▸ TASK OBJECTIVE:
Quote the whole listing word for word. Do not include the pictures.

# Start of DATA SHOWN

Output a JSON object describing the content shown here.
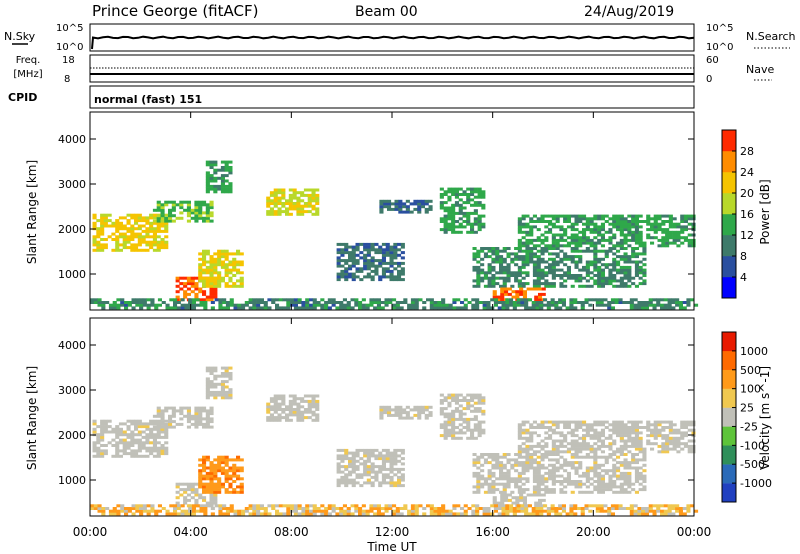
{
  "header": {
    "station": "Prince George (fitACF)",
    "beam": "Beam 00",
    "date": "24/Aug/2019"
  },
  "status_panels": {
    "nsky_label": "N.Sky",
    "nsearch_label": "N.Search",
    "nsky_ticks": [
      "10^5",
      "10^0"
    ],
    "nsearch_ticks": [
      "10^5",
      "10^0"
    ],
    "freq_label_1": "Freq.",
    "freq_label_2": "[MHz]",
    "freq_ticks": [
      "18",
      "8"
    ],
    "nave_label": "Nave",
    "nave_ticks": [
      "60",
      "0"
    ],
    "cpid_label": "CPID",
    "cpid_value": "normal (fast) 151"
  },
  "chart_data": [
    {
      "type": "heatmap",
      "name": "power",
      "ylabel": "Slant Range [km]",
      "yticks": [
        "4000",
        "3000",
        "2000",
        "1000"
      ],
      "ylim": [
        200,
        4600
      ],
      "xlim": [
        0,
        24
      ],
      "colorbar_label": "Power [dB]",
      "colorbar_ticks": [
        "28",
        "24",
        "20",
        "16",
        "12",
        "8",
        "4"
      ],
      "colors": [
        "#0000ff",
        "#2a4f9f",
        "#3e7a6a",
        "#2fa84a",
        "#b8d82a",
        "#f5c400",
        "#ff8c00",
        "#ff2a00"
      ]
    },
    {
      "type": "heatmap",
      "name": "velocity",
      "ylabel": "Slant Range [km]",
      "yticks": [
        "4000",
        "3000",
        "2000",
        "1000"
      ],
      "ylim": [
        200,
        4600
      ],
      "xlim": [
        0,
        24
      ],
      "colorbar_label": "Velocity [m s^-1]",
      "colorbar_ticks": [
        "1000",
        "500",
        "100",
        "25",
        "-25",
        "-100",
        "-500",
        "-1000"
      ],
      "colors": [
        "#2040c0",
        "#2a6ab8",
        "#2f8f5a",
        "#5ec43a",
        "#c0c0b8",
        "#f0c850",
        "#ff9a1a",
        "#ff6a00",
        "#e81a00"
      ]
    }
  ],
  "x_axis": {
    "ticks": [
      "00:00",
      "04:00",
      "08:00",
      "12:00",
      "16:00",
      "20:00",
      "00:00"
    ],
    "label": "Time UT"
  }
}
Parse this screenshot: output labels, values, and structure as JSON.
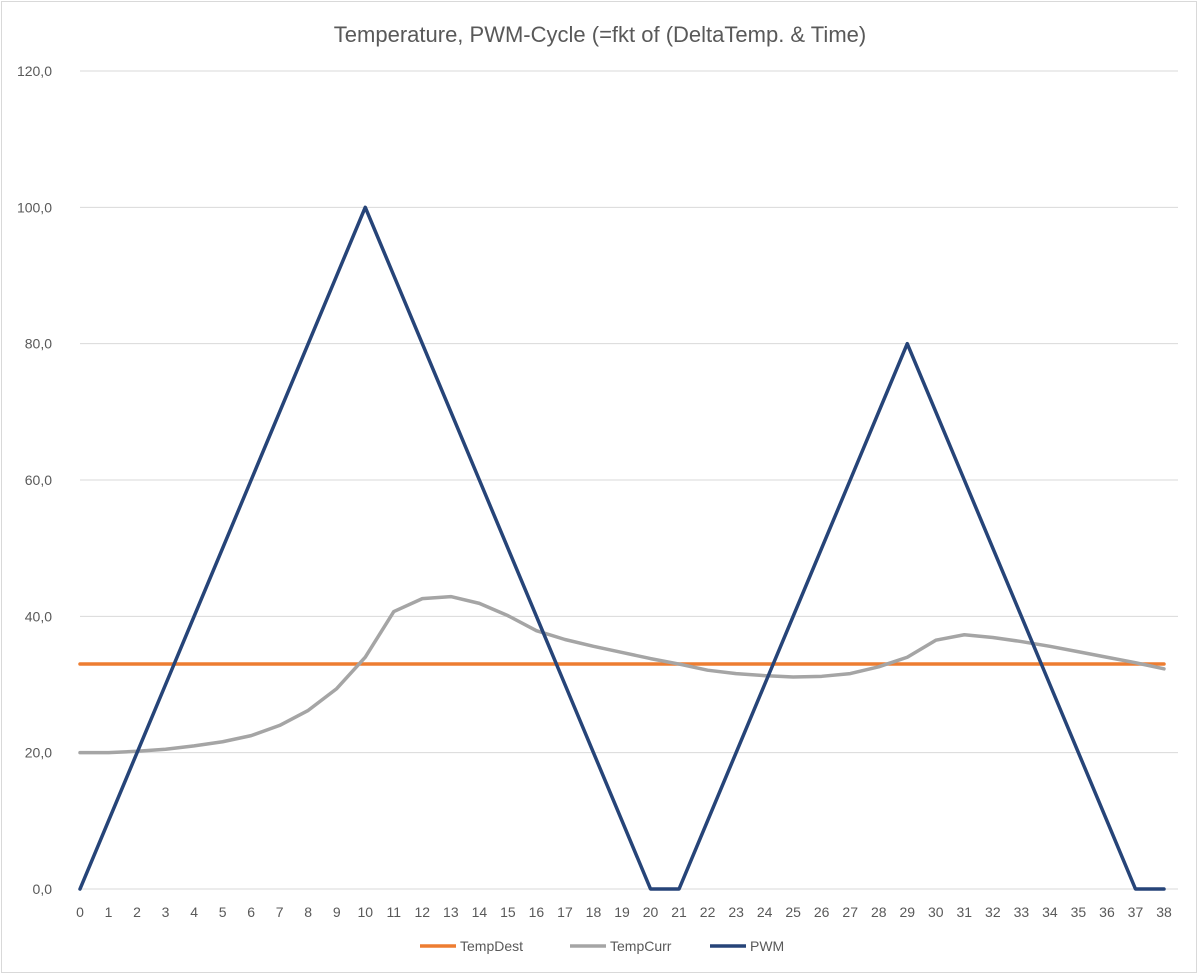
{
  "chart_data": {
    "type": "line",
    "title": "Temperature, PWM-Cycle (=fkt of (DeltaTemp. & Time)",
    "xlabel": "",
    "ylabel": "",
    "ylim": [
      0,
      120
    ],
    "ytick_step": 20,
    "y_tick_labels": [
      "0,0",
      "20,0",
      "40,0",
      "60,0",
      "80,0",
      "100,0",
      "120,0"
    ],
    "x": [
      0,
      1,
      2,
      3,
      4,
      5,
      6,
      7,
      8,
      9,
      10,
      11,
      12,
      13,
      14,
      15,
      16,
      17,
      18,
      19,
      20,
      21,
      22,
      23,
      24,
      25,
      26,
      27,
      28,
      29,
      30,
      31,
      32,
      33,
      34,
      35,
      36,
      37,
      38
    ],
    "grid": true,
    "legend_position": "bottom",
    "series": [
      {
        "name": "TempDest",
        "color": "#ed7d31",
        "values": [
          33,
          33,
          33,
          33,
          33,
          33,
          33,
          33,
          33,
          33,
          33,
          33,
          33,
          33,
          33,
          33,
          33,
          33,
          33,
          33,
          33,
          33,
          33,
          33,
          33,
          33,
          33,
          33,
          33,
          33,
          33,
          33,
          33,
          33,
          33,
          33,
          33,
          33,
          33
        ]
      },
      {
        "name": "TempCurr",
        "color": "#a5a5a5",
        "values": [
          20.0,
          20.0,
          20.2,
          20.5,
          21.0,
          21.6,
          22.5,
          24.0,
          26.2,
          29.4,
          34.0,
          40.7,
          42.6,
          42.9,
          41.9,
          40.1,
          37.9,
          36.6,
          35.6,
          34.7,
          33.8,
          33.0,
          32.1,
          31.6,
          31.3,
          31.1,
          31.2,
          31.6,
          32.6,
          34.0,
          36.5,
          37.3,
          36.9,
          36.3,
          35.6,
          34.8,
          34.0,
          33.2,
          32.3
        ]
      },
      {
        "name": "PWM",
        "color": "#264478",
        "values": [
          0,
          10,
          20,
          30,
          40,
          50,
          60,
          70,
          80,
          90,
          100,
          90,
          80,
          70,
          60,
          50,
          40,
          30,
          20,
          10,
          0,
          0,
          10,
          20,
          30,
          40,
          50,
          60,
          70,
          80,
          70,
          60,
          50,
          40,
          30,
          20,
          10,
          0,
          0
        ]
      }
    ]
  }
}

# End of DATA SHOWN

▸ OUTPUT FOR THIS TASK:
Output a JSON object describing the content shown here.
{
  "header": {
    "station": "Prince George (fitACF)",
    "beam": "Beam 00",
    "date": "24/Aug/2019"
  },
  "status_panels": {
    "nsky_label": "N.Sky",
    "nsearch_label": "N.Search",
    "nsky_ticks": [
      "10^5",
      "10^0"
    ],
    "nsearch_ticks": [
      "10^5",
      "10^0"
    ],
    "freq_label_1": "Freq.",
    "freq_label_2": "[MHz]",
    "freq_ticks": [
      "18",
      "8"
    ],
    "nave_label": "Nave",
    "nave_ticks": [
      "60",
      "0"
    ],
    "cpid_label": "CPID",
    "cpid_value": "normal (fast) 151"
  },
  "chart_data": [
    {
      "type": "heatmap",
      "name": "power",
      "ylabel": "Slant Range [km]",
      "yticks": [
        "4000",
        "3000",
        "2000",
        "1000"
      ],
      "ylim": [
        200,
        4600
      ],
      "xlim": [
        0,
        24
      ],
      "colorbar_label": "Power [dB]",
      "colorbar_ticks": [
        "28",
        "24",
        "20",
        "16",
        "12",
        "8",
        "4"
      ],
      "colors": [
        "#0000ff",
        "#2a4f9f",
        "#3e7a6a",
        "#2fa84a",
        "#b8d82a",
        "#f5c400",
        "#ff8c00",
        "#ff2a00"
      ]
    },
    {
      "type": "heatmap",
      "name": "velocity",
      "ylabel": "Slant Range [km]",
      "yticks": [
        "4000",
        "3000",
        "2000",
        "1000"
      ],
      "ylim": [
        200,
        4600
      ],
      "xlim": [
        0,
        24
      ],
      "colorbar_label": "Velocity [m s^-1]",
      "colorbar_ticks": [
        "1000",
        "500",
        "100",
        "25",
        "-25",
        "-100",
        "-500",
        "-1000"
      ],
      "colors": [
        "#2040c0",
        "#2a6ab8",
        "#2f8f5a",
        "#5ec43a",
        "#c0c0b8",
        "#f0c850",
        "#ff9a1a",
        "#ff6a00",
        "#e81a00"
      ]
    }
  ],
  "x_axis": {
    "ticks": [
      "00:00",
      "04:00",
      "08:00",
      "12:00",
      "16:00",
      "20:00",
      "00:00"
    ],
    "label": "Time UT"
  }
}
Parse this screenshot: output labels, values, and structure as JSON.
{
  "chart_data": {
    "type": "line",
    "title": "Temperature, PWM-Cycle (=fkt of (DeltaTemp. & Time)",
    "xlabel": "",
    "ylabel": "",
    "ylim": [
      0,
      120
    ],
    "ytick_step": 20,
    "y_tick_labels": [
      "0,0",
      "20,0",
      "40,0",
      "60,0",
      "80,0",
      "100,0",
      "120,0"
    ],
    "x": [
      0,
      1,
      2,
      3,
      4,
      5,
      6,
      7,
      8,
      9,
      10,
      11,
      12,
      13,
      14,
      15,
      16,
      17,
      18,
      19,
      20,
      21,
      22,
      23,
      24,
      25,
      26,
      27,
      28,
      29,
      30,
      31,
      32,
      33,
      34,
      35,
      36,
      37,
      38
    ],
    "grid": true,
    "legend_position": "bottom",
    "series": [
      {
        "name": "TempDest",
        "color": "#ed7d31",
        "values": [
          33,
          33,
          33,
          33,
          33,
          33,
          33,
          33,
          33,
          33,
          33,
          33,
          33,
          33,
          33,
          33,
          33,
          33,
          33,
          33,
          33,
          33,
          33,
          33,
          33,
          33,
          33,
          33,
          33,
          33,
          33,
          33,
          33,
          33,
          33,
          33,
          33,
          33,
          33
        ]
      },
      {
        "name": "TempCurr",
        "color": "#a5a5a5",
        "values": [
          20.0,
          20.0,
          20.2,
          20.5,
          21.0,
          21.6,
          22.5,
          24.0,
          26.2,
          29.4,
          34.0,
          40.7,
          42.6,
          42.9,
          41.9,
          40.1,
          37.9,
          36.6,
          35.6,
          34.7,
          33.8,
          33.0,
          32.1,
          31.6,
          31.3,
          31.1,
          31.2,
          31.6,
          32.6,
          34.0,
          36.5,
          37.3,
          36.9,
          36.3,
          35.6,
          34.8,
          34.0,
          33.2,
          32.3
        ]
      },
      {
        "name": "PWM",
        "color": "#264478",
        "values": [
          0,
          10,
          20,
          30,
          40,
          50,
          60,
          70,
          80,
          90,
          100,
          90,
          80,
          70,
          60,
          50,
          40,
          30,
          20,
          10,
          0,
          0,
          10,
          20,
          30,
          40,
          50,
          60,
          70,
          80,
          70,
          60,
          50,
          40,
          30,
          20,
          10,
          0,
          0
        ]
      }
    ]
  }
}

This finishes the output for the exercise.